- **Task statement**:
Exactly as written, print each record in the listing.

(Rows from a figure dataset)
══════════════════════════════
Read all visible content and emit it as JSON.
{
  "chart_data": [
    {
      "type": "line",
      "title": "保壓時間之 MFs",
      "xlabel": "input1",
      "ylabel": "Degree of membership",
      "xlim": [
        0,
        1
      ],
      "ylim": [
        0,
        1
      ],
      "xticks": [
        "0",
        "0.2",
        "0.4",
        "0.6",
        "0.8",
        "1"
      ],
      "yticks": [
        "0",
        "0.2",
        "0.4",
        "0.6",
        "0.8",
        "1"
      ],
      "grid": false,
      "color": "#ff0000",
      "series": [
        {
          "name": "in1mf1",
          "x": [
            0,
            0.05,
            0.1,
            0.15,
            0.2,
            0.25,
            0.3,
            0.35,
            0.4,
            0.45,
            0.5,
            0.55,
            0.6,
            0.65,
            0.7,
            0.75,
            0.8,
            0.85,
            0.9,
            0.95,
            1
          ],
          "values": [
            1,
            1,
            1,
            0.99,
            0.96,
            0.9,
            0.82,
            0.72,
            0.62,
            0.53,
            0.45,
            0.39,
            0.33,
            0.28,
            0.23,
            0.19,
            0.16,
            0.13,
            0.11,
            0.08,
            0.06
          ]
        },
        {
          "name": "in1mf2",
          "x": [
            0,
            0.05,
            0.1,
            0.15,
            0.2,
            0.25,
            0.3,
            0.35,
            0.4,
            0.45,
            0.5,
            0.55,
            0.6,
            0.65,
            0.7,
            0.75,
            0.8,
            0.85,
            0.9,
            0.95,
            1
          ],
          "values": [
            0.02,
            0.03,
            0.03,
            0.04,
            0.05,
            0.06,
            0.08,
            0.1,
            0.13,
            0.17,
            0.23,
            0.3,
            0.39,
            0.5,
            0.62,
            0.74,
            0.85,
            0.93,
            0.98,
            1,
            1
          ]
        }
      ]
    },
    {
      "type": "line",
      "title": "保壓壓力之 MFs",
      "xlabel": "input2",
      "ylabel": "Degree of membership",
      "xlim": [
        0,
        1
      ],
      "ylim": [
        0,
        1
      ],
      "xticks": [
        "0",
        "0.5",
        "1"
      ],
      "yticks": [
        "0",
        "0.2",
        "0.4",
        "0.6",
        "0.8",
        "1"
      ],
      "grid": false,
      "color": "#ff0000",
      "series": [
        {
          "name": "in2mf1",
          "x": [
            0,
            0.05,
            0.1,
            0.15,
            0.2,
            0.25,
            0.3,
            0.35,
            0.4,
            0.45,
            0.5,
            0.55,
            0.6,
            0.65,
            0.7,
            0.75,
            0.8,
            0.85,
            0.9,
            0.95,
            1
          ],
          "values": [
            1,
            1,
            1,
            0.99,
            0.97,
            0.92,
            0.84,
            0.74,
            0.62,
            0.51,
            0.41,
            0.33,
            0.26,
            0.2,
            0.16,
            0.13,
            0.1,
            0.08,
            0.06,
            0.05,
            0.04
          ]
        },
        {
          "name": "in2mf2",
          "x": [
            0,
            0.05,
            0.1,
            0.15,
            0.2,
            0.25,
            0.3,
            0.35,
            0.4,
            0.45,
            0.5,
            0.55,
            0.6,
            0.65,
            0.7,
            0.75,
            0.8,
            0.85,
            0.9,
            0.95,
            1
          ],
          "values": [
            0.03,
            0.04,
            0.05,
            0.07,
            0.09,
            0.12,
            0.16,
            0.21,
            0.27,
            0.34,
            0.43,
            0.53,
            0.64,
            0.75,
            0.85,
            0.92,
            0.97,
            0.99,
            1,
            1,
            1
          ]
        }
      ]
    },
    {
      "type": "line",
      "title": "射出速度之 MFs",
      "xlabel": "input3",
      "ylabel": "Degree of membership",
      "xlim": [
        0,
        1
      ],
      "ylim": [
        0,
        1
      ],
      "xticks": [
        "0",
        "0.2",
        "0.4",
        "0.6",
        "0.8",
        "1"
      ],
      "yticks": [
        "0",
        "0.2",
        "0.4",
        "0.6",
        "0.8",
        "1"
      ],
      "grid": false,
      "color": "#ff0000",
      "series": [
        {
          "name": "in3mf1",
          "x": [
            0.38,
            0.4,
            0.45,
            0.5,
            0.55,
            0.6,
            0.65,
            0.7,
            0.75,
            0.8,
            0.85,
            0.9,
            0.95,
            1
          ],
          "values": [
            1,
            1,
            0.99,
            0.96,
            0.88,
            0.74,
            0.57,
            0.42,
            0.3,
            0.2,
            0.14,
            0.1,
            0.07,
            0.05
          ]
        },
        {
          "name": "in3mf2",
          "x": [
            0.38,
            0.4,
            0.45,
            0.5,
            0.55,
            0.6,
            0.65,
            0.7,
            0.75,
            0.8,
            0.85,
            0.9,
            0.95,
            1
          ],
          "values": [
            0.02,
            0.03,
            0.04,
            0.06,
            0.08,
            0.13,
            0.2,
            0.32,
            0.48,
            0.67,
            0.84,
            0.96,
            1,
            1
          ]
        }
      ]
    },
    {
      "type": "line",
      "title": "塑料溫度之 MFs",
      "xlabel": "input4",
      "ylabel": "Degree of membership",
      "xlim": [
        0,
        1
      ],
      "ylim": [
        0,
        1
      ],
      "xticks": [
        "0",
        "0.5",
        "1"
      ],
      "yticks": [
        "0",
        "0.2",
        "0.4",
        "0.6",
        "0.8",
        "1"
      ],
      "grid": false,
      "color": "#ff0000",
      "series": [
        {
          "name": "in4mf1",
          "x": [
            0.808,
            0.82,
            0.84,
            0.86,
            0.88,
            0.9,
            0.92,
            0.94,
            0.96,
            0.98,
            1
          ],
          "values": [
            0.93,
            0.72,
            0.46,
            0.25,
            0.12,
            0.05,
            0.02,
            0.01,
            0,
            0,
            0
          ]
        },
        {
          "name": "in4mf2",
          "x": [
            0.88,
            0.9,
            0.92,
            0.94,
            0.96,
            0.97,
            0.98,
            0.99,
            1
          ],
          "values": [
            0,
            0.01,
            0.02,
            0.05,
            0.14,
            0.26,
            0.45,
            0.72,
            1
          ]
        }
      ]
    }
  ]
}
══════════════════════════════
- **Completed exercise**:
Read all visible content and emit it as JSON.
{
  "chart_data": [
    {
      "type": "line",
      "title": "保壓時間之 MFs",
      "xlabel": "input1",
      "ylabel": "Degree of membership",
      "xlim": [
        0,
        1
      ],
      "ylim": [
        0,
        1
      ],
      "xticks": [
        "0",
        "0.2",
        "0.4",
        "0.6",
        "0.8",
        "1"
      ],
      "yticks": [
        "0",
        "0.2",
        "0.4",
        "0.6",
        "0.8",
        "1"
      ],
      "grid": false,
      "color": "#ff0000",
      "series": [
        {
          "name": "in1mf1",
          "x": [
            0,
            0.05,
            0.1,
            0.15,
            0.2,
            0.25,
            0.3,
            0.35,
            0.4,
            0.45,
            0.5,
            0.55,
            0.6,
            0.65,
            0.7,
            0.75,
            0.8,
            0.85,
            0.9,
            0.95,
            1
          ],
          "values": [
            1,
            1,
            1,
            0.99,
            0.96,
            0.9,
            0.82,
            0.72,
            0.62,
            0.53,
            0.45,
            0.39,
            0.33,
            0.28,
            0.23,
            0.19,
            0.16,
            0.13,
            0.11,
            0.08,
            0.06
          ]
        },
        {
          "name": "in1mf2",
          "x": [
            0,
            0.05,
            0.1,
            0.15,
            0.2,
            0.25,
            0.3,
            0.35,
            0.4,
            0.45,
            0.5,
            0.55,
            0.6,
            0.65,
            0.7,
            0.75,
            0.8,
            0.85,
            0.9,
            0.95,
            1
          ],
          "values": [
            0.02,
            0.03,
            0.03,
            0.04,
            0.05,
            0.06,
            0.08,
            0.1,
            0.13,
            0.17,
            0.23,
            0.3,
            0.39,
            0.5,
            0.62,
            0.74,
            0.85,
            0.93,
            0.98,
            1,
            1
          ]
        }
      ]
    },
    {
      "type": "line",
      "title": "保壓壓力之 MFs",
      "xlabel": "input2",
      "ylabel": "Degree of membership",
      "xlim": [
        0,
        1
      ],
      "ylim": [
        0,
        1
      ],
      "xticks": [
        "0",
        "0.5",
        "1"
      ],
      "yticks": [
        "0",
        "0.2",
        "0.4",
        "0.6",
        "0.8",
        "1"
      ],
      "grid": false,
      "color": "#ff0000",
      "series": [
        {
          "name": "in2mf1",
          "x": [
            0,
            0.05,
            0.1,
            0.15,
            0.2,
            0.25,
            0.3,
            0.35,
            0.4,
            0.45,
            0.5,
            0.55,
            0.6,
            0.65,
            0.7,
            0.75,
            0.8,
            0.85,
            0.9,
            0.95,
            1
          ],
          "values": [
            1,
            1,
            1,
            0.99,
            0.97,
            0.92,
            0.84,
            0.74,
            0.62,
            0.51,
            0.41,
            0.33,
            0.26,
            0.2,
            0.16,
            0.13,
            0.1,
            0.08,
            0.06,
            0.05,
            0.04
          ]
        },
        {
          "name": "in2mf2",
          "x": [
            0,
            0.05,
            0.1,
            0.15,
            0.2,
            0.25,
            0.3,
            0.35,
            0.4,
            0.45,
            0.5,
            0.55,
            0.6,
            0.65,
            0.7,
            0.75,
            0.8,
            0.85,
            0.9,
            0.95,
            1
          ],
          "values": [
            0.03,
            0.04,
            0.05,
            0.07,
            0.09,
            0.12,
            0.16,
            0.21,
            0.27,
            0.34,
            0.43,
            0.53,
            0.64,
            0.75,
            0.85,
            0.92,
            0.97,
            0.99,
            1,
            1,
            1
          ]
        }
      ]
    },
    {
      "type": "line",
      "title": "射出速度之 MFs",
      "xlabel": "input3",
      "ylabel": "Degree of membership",
      "xlim": [
        0,
        1
      ],
      "ylim": [
        0,
        1
      ],
      "xticks": [
        "0",
        "0.2",
        "0.4",
        "0.6",
        "0.8",
        "1"
      ],
      "yticks": [
        "0",
        "0.2",
        "0.4",
        "0.6",
        "0.8",
        "1"
      ],
      "grid": false,
      "color": "#ff0000",
      "series": [
        {
          "name": "in3mf1",
          "x": [
            0.38,
            0.4,
            0.45,
            0.5,
            0.55,
            0.6,
            0.65,
            0.7,
            0.75,
            0.8,
            0.85,
            0.9,
            0.95,
            1
          ],
          "values": [
            1,
            1,
            0.99,
            0.96,
            0.88,
            0.74,
            0.57,
            0.42,
            0.3,
            0.2,
            0.14,
            0.1,
            0.07,
            0.05
          ]
        },
        {
          "name": "in3mf2",
          "x": [
            0.38,
            0.4,
            0.45,
            0.5,
            0.55,
            0.6,
            0.65,
            0.7,
            0.75,
            0.8,
            0.85,
            0.9,
            0.95,
            1
          ],
          "values": [
            0.02,
            0.03,
            0.04,
            0.06,
            0.08,
            0.13,
            0.2,
            0.32,
            0.48,
            0.67,
            0.84,
            0.96,
            1,
            1
          ]
        }
      ]
    },
    {
      "type": "line",
      "title": "塑料溫度之 MFs",
      "xlabel": "input4",
      "ylabel": "Degree of membership",
      "xlim": [
        0,
        1
      ],
      "ylim": [
        0,
        1
      ],
      "xticks": [
        "0",
        "0.5",
        "1"
      ],
      "yticks": [
        "0",
        "0.2",
        "0.4",
        "0.6",
        "0.8",
        "1"
      ],
      "grid": false,
      "color": "#ff0000",
      "series": [
        {
          "name": "in4mf1",
          "x": [
            0.808,
            0.82,
            0.84,
            0.86,
            0.88,
            0.9,
            0.92,
            0.94,
            0.96,
            0.98,
            1
          ],
          "values": [
            0.93,
            0.72,
            0.46,
            0.25,
            0.12,
            0.05,
            0.02,
            0.01,
            0,
            0,
            0
          ]
        },
        {
          "name": "in4mf2",
          "x": [
            0.88,
            0.9,
            0.92,
            0.94,
            0.96,
            0.97,
            0.98,
            0.99,
            1
          ],
          "values": [
            0,
            0.01,
            0.02,
            0.05,
            0.14,
            0.26,
            0.45,
            0.72,
            1
          ]
        }
      ]
    }
  ]
}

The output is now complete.